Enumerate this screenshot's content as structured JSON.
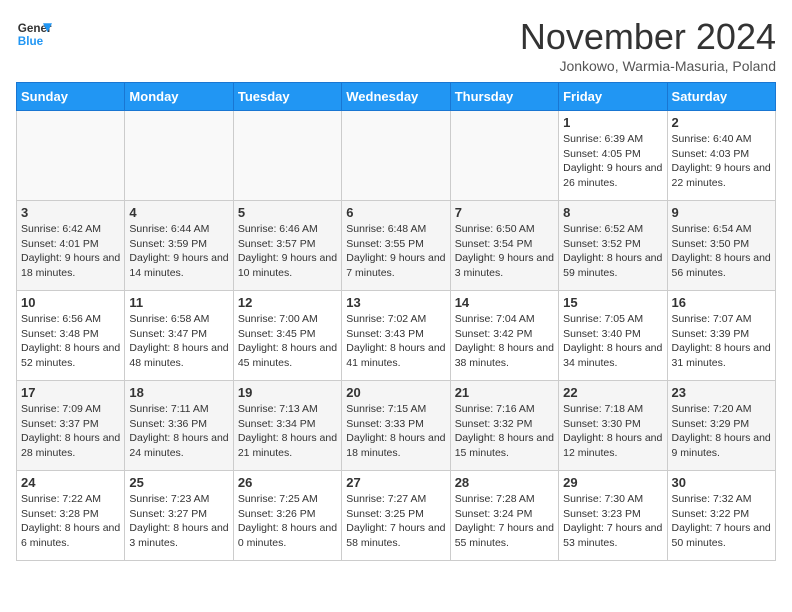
{
  "header": {
    "logo_line1": "General",
    "logo_line2": "Blue",
    "month_title": "November 2024",
    "location": "Jonkowo, Warmia-Masuria, Poland"
  },
  "days_of_week": [
    "Sunday",
    "Monday",
    "Tuesday",
    "Wednesday",
    "Thursday",
    "Friday",
    "Saturday"
  ],
  "weeks": [
    [
      {
        "day": "",
        "info": ""
      },
      {
        "day": "",
        "info": ""
      },
      {
        "day": "",
        "info": ""
      },
      {
        "day": "",
        "info": ""
      },
      {
        "day": "",
        "info": ""
      },
      {
        "day": "1",
        "info": "Sunrise: 6:39 AM\nSunset: 4:05 PM\nDaylight: 9 hours and 26 minutes."
      },
      {
        "day": "2",
        "info": "Sunrise: 6:40 AM\nSunset: 4:03 PM\nDaylight: 9 hours and 22 minutes."
      }
    ],
    [
      {
        "day": "3",
        "info": "Sunrise: 6:42 AM\nSunset: 4:01 PM\nDaylight: 9 hours and 18 minutes."
      },
      {
        "day": "4",
        "info": "Sunrise: 6:44 AM\nSunset: 3:59 PM\nDaylight: 9 hours and 14 minutes."
      },
      {
        "day": "5",
        "info": "Sunrise: 6:46 AM\nSunset: 3:57 PM\nDaylight: 9 hours and 10 minutes."
      },
      {
        "day": "6",
        "info": "Sunrise: 6:48 AM\nSunset: 3:55 PM\nDaylight: 9 hours and 7 minutes."
      },
      {
        "day": "7",
        "info": "Sunrise: 6:50 AM\nSunset: 3:54 PM\nDaylight: 9 hours and 3 minutes."
      },
      {
        "day": "8",
        "info": "Sunrise: 6:52 AM\nSunset: 3:52 PM\nDaylight: 8 hours and 59 minutes."
      },
      {
        "day": "9",
        "info": "Sunrise: 6:54 AM\nSunset: 3:50 PM\nDaylight: 8 hours and 56 minutes."
      }
    ],
    [
      {
        "day": "10",
        "info": "Sunrise: 6:56 AM\nSunset: 3:48 PM\nDaylight: 8 hours and 52 minutes."
      },
      {
        "day": "11",
        "info": "Sunrise: 6:58 AM\nSunset: 3:47 PM\nDaylight: 8 hours and 48 minutes."
      },
      {
        "day": "12",
        "info": "Sunrise: 7:00 AM\nSunset: 3:45 PM\nDaylight: 8 hours and 45 minutes."
      },
      {
        "day": "13",
        "info": "Sunrise: 7:02 AM\nSunset: 3:43 PM\nDaylight: 8 hours and 41 minutes."
      },
      {
        "day": "14",
        "info": "Sunrise: 7:04 AM\nSunset: 3:42 PM\nDaylight: 8 hours and 38 minutes."
      },
      {
        "day": "15",
        "info": "Sunrise: 7:05 AM\nSunset: 3:40 PM\nDaylight: 8 hours and 34 minutes."
      },
      {
        "day": "16",
        "info": "Sunrise: 7:07 AM\nSunset: 3:39 PM\nDaylight: 8 hours and 31 minutes."
      }
    ],
    [
      {
        "day": "17",
        "info": "Sunrise: 7:09 AM\nSunset: 3:37 PM\nDaylight: 8 hours and 28 minutes."
      },
      {
        "day": "18",
        "info": "Sunrise: 7:11 AM\nSunset: 3:36 PM\nDaylight: 8 hours and 24 minutes."
      },
      {
        "day": "19",
        "info": "Sunrise: 7:13 AM\nSunset: 3:34 PM\nDaylight: 8 hours and 21 minutes."
      },
      {
        "day": "20",
        "info": "Sunrise: 7:15 AM\nSunset: 3:33 PM\nDaylight: 8 hours and 18 minutes."
      },
      {
        "day": "21",
        "info": "Sunrise: 7:16 AM\nSunset: 3:32 PM\nDaylight: 8 hours and 15 minutes."
      },
      {
        "day": "22",
        "info": "Sunrise: 7:18 AM\nSunset: 3:30 PM\nDaylight: 8 hours and 12 minutes."
      },
      {
        "day": "23",
        "info": "Sunrise: 7:20 AM\nSunset: 3:29 PM\nDaylight: 8 hours and 9 minutes."
      }
    ],
    [
      {
        "day": "24",
        "info": "Sunrise: 7:22 AM\nSunset: 3:28 PM\nDaylight: 8 hours and 6 minutes."
      },
      {
        "day": "25",
        "info": "Sunrise: 7:23 AM\nSunset: 3:27 PM\nDaylight: 8 hours and 3 minutes."
      },
      {
        "day": "26",
        "info": "Sunrise: 7:25 AM\nSunset: 3:26 PM\nDaylight: 8 hours and 0 minutes."
      },
      {
        "day": "27",
        "info": "Sunrise: 7:27 AM\nSunset: 3:25 PM\nDaylight: 7 hours and 58 minutes."
      },
      {
        "day": "28",
        "info": "Sunrise: 7:28 AM\nSunset: 3:24 PM\nDaylight: 7 hours and 55 minutes."
      },
      {
        "day": "29",
        "info": "Sunrise: 7:30 AM\nSunset: 3:23 PM\nDaylight: 7 hours and 53 minutes."
      },
      {
        "day": "30",
        "info": "Sunrise: 7:32 AM\nSunset: 3:22 PM\nDaylight: 7 hours and 50 minutes."
      }
    ]
  ]
}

+++++

§ **TASK DIRECTIONS**: Word for word, quote the full listing, omitting every picture.

§ **ANSWER TO THE TASK**:
Enumerate this screenshot's content as structured JSON.
{
  "header": {
    "logo_line1": "General",
    "logo_line2": "Blue",
    "month_title": "November 2024",
    "location": "Jonkowo, Warmia-Masuria, Poland"
  },
  "days_of_week": [
    "Sunday",
    "Monday",
    "Tuesday",
    "Wednesday",
    "Thursday",
    "Friday",
    "Saturday"
  ],
  "weeks": [
    [
      {
        "day": "",
        "info": ""
      },
      {
        "day": "",
        "info": ""
      },
      {
        "day": "",
        "info": ""
      },
      {
        "day": "",
        "info": ""
      },
      {
        "day": "",
        "info": ""
      },
      {
        "day": "1",
        "info": "Sunrise: 6:39 AM\nSunset: 4:05 PM\nDaylight: 9 hours and 26 minutes."
      },
      {
        "day": "2",
        "info": "Sunrise: 6:40 AM\nSunset: 4:03 PM\nDaylight: 9 hours and 22 minutes."
      }
    ],
    [
      {
        "day": "3",
        "info": "Sunrise: 6:42 AM\nSunset: 4:01 PM\nDaylight: 9 hours and 18 minutes."
      },
      {
        "day": "4",
        "info": "Sunrise: 6:44 AM\nSunset: 3:59 PM\nDaylight: 9 hours and 14 minutes."
      },
      {
        "day": "5",
        "info": "Sunrise: 6:46 AM\nSunset: 3:57 PM\nDaylight: 9 hours and 10 minutes."
      },
      {
        "day": "6",
        "info": "Sunrise: 6:48 AM\nSunset: 3:55 PM\nDaylight: 9 hours and 7 minutes."
      },
      {
        "day": "7",
        "info": "Sunrise: 6:50 AM\nSunset: 3:54 PM\nDaylight: 9 hours and 3 minutes."
      },
      {
        "day": "8",
        "info": "Sunrise: 6:52 AM\nSunset: 3:52 PM\nDaylight: 8 hours and 59 minutes."
      },
      {
        "day": "9",
        "info": "Sunrise: 6:54 AM\nSunset: 3:50 PM\nDaylight: 8 hours and 56 minutes."
      }
    ],
    [
      {
        "day": "10",
        "info": "Sunrise: 6:56 AM\nSunset: 3:48 PM\nDaylight: 8 hours and 52 minutes."
      },
      {
        "day": "11",
        "info": "Sunrise: 6:58 AM\nSunset: 3:47 PM\nDaylight: 8 hours and 48 minutes."
      },
      {
        "day": "12",
        "info": "Sunrise: 7:00 AM\nSunset: 3:45 PM\nDaylight: 8 hours and 45 minutes."
      },
      {
        "day": "13",
        "info": "Sunrise: 7:02 AM\nSunset: 3:43 PM\nDaylight: 8 hours and 41 minutes."
      },
      {
        "day": "14",
        "info": "Sunrise: 7:04 AM\nSunset: 3:42 PM\nDaylight: 8 hours and 38 minutes."
      },
      {
        "day": "15",
        "info": "Sunrise: 7:05 AM\nSunset: 3:40 PM\nDaylight: 8 hours and 34 minutes."
      },
      {
        "day": "16",
        "info": "Sunrise: 7:07 AM\nSunset: 3:39 PM\nDaylight: 8 hours and 31 minutes."
      }
    ],
    [
      {
        "day": "17",
        "info": "Sunrise: 7:09 AM\nSunset: 3:37 PM\nDaylight: 8 hours and 28 minutes."
      },
      {
        "day": "18",
        "info": "Sunrise: 7:11 AM\nSunset: 3:36 PM\nDaylight: 8 hours and 24 minutes."
      },
      {
        "day": "19",
        "info": "Sunrise: 7:13 AM\nSunset: 3:34 PM\nDaylight: 8 hours and 21 minutes."
      },
      {
        "day": "20",
        "info": "Sunrise: 7:15 AM\nSunset: 3:33 PM\nDaylight: 8 hours and 18 minutes."
      },
      {
        "day": "21",
        "info": "Sunrise: 7:16 AM\nSunset: 3:32 PM\nDaylight: 8 hours and 15 minutes."
      },
      {
        "day": "22",
        "info": "Sunrise: 7:18 AM\nSunset: 3:30 PM\nDaylight: 8 hours and 12 minutes."
      },
      {
        "day": "23",
        "info": "Sunrise: 7:20 AM\nSunset: 3:29 PM\nDaylight: 8 hours and 9 minutes."
      }
    ],
    [
      {
        "day": "24",
        "info": "Sunrise: 7:22 AM\nSunset: 3:28 PM\nDaylight: 8 hours and 6 minutes."
      },
      {
        "day": "25",
        "info": "Sunrise: 7:23 AM\nSunset: 3:27 PM\nDaylight: 8 hours and 3 minutes."
      },
      {
        "day": "26",
        "info": "Sunrise: 7:25 AM\nSunset: 3:26 PM\nDaylight: 8 hours and 0 minutes."
      },
      {
        "day": "27",
        "info": "Sunrise: 7:27 AM\nSunset: 3:25 PM\nDaylight: 7 hours and 58 minutes."
      },
      {
        "day": "28",
        "info": "Sunrise: 7:28 AM\nSunset: 3:24 PM\nDaylight: 7 hours and 55 minutes."
      },
      {
        "day": "29",
        "info": "Sunrise: 7:30 AM\nSunset: 3:23 PM\nDaylight: 7 hours and 53 minutes."
      },
      {
        "day": "30",
        "info": "Sunrise: 7:32 AM\nSunset: 3:22 PM\nDaylight: 7 hours and 50 minutes."
      }
    ]
  ]
}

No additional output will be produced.